# INSTRUCTIONS FOR THE TASK
Quote every line as given.

Figure contents as structured data:
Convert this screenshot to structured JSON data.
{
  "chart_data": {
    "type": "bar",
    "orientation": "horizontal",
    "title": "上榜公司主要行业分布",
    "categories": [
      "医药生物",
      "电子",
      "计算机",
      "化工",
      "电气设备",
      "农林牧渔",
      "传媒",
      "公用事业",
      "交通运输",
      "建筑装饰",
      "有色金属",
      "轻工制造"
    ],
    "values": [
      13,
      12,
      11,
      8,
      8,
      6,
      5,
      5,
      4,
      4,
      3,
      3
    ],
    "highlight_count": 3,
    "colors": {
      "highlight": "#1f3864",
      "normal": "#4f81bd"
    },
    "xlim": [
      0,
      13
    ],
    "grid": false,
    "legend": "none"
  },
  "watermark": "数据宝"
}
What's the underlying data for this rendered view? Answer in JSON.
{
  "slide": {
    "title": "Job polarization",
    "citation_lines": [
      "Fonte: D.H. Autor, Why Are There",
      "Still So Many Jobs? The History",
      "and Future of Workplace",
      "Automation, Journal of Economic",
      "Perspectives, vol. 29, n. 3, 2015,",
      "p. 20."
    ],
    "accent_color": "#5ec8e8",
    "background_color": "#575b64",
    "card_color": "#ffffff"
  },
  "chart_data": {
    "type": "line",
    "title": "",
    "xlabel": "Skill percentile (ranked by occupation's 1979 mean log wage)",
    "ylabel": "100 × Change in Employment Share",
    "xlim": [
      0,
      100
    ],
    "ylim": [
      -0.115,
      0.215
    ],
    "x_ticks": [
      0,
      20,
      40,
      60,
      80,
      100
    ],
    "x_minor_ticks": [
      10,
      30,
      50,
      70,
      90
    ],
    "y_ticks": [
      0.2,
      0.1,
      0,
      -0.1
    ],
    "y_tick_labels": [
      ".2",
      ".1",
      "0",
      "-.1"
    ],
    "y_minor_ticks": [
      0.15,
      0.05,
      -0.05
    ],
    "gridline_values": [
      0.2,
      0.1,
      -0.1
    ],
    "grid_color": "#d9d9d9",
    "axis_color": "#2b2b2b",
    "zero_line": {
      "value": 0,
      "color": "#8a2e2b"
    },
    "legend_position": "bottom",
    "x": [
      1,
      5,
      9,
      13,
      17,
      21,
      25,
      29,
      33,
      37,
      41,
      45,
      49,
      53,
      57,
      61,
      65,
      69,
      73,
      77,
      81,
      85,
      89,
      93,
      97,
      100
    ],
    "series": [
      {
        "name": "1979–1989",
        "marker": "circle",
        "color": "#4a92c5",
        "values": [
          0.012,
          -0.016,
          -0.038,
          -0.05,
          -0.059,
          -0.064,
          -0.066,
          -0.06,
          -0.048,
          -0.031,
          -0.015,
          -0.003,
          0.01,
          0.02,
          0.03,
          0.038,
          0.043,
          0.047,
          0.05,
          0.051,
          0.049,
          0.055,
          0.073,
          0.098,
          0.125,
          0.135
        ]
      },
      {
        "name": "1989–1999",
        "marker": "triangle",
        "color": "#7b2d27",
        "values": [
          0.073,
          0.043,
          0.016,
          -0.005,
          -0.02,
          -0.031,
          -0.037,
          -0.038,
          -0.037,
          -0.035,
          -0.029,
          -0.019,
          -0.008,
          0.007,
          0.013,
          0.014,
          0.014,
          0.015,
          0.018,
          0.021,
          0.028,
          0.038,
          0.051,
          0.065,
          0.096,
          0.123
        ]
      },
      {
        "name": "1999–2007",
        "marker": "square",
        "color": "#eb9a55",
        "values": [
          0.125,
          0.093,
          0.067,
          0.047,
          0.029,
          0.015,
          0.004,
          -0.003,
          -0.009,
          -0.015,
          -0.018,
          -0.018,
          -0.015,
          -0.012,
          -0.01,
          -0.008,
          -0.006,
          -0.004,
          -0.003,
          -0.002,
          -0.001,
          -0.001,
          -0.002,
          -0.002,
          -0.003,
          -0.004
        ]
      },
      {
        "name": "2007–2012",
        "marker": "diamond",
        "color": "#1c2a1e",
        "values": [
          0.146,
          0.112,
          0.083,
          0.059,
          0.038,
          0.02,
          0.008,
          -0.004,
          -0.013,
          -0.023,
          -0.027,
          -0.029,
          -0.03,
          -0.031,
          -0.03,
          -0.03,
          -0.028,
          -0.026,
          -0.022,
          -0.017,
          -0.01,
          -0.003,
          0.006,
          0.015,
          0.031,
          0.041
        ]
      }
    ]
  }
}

# TASK SOLUTION
Convert this screenshot to structured JSON data.
{
  "chart_data": {
    "type": "bar",
    "orientation": "horizontal",
    "title": "上榜公司主要行业分布",
    "categories": [
      "医药生物",
      "电子",
      "计算机",
      "化工",
      "电气设备",
      "农林牧渔",
      "传媒",
      "公用事业",
      "交通运输",
      "建筑装饰",
      "有色金属",
      "轻工制造"
    ],
    "values": [
      13,
      12,
      11,
      8,
      8,
      6,
      5,
      5,
      4,
      4,
      3,
      3
    ],
    "highlight_count": 3,
    "colors": {
      "highlight": "#1f3864",
      "normal": "#4f81bd"
    },
    "xlim": [
      0,
      13
    ],
    "grid": false,
    "legend": "none"
  },
  "watermark": "数据宝"
}
What's the underlying data for this rendered view? Answer in JSON.
{
  "slide": {
    "title": "Job polarization",
    "citation_lines": [
      "Fonte: D.H. Autor, Why Are There",
      "Still So Many Jobs? The History",
      "and Future of Workplace",
      "Automation, Journal of Economic",
      "Perspectives, vol. 29, n. 3, 2015,",
      "p. 20."
    ],
    "accent_color": "#5ec8e8",
    "background_color": "#575b64",
    "card_color": "#ffffff"
  },
  "chart_data": {
    "type": "line",
    "title": "",
    "xlabel": "Skill percentile (ranked by occupation's 1979 mean log wage)",
    "ylabel": "100 × Change in Employment Share",
    "xlim": [
      0,
      100
    ],
    "ylim": [
      -0.115,
      0.215
    ],
    "x_ticks": [
      0,
      20,
      40,
      60,
      80,
      100
    ],
    "x_minor_ticks": [
      10,
      30,
      50,
      70,
      90
    ],
    "y_ticks": [
      0.2,
      0.1,
      0,
      -0.1
    ],
    "y_tick_labels": [
      ".2",
      ".1",
      "0",
      "-.1"
    ],
    "y_minor_ticks": [
      0.15,
      0.05,
      -0.05
    ],
    "gridline_values": [
      0.2,
      0.1,
      -0.1
    ],
    "grid_color": "#d9d9d9",
    "axis_color": "#2b2b2b",
    "zero_line": {
      "value": 0,
      "color": "#8a2e2b"
    },
    "legend_position": "bottom",
    "x": [
      1,
      5,
      9,
      13,
      17,
      21,
      25,
      29,
      33,
      37,
      41,
      45,
      49,
      53,
      57,
      61,
      65,
      69,
      73,
      77,
      81,
      85,
      89,
      93,
      97,
      100
    ],
    "series": [
      {
        "name": "1979–1989",
        "marker": "circle",
        "color": "#4a92c5",
        "values": [
          0.012,
          -0.016,
          -0.038,
          -0.05,
          -0.059,
          -0.064,
          -0.066,
          -0.06,
          -0.048,
          -0.031,
          -0.015,
          -0.003,
          0.01,
          0.02,
          0.03,
          0.038,
          0.043,
          0.047,
          0.05,
          0.051,
          0.049,
          0.055,
          0.073,
          0.098,
          0.125,
          0.135
        ]
      },
      {
        "name": "1989–1999",
        "marker": "triangle",
        "color": "#7b2d27",
        "values": [
          0.073,
          0.043,
          0.016,
          -0.005,
          -0.02,
          -0.031,
          -0.037,
          -0.038,
          -0.037,
          -0.035,
          -0.029,
          -0.019,
          -0.008,
          0.007,
          0.013,
          0.014,
          0.014,
          0.015,
          0.018,
          0.021,
          0.028,
          0.038,
          0.051,
          0.065,
          0.096,
          0.123
        ]
      },
      {
        "name": "1999–2007",
        "marker": "square",
        "color": "#eb9a55",
        "values": [
          0.125,
          0.093,
          0.067,
          0.047,
          0.029,
          0.015,
          0.004,
          -0.003,
          -0.009,
          -0.015,
          -0.018,
          -0.018,
          -0.015,
          -0.012,
          -0.01,
          -0.008,
          -0.006,
          -0.004,
          -0.003,
          -0.002,
          -0.001,
          -0.001,
          -0.002,
          -0.002,
          -0.003,
          -0.004
        ]
      },
      {
        "name": "2007–2012",
        "marker": "diamond",
        "color": "#1c2a1e",
        "values": [
          0.146,
          0.112,
          0.083,
          0.059,
          0.038,
          0.02,
          0.008,
          -0.004,
          -0.013,
          -0.023,
          -0.027,
          -0.029,
          -0.03,
          -0.031,
          -0.03,
          -0.03,
          -0.028,
          -0.026,
          -0.022,
          -0.017,
          -0.01,
          -0.003,
          0.006,
          0.015,
          0.031,
          0.041
        ]
      }
    ]
  }
}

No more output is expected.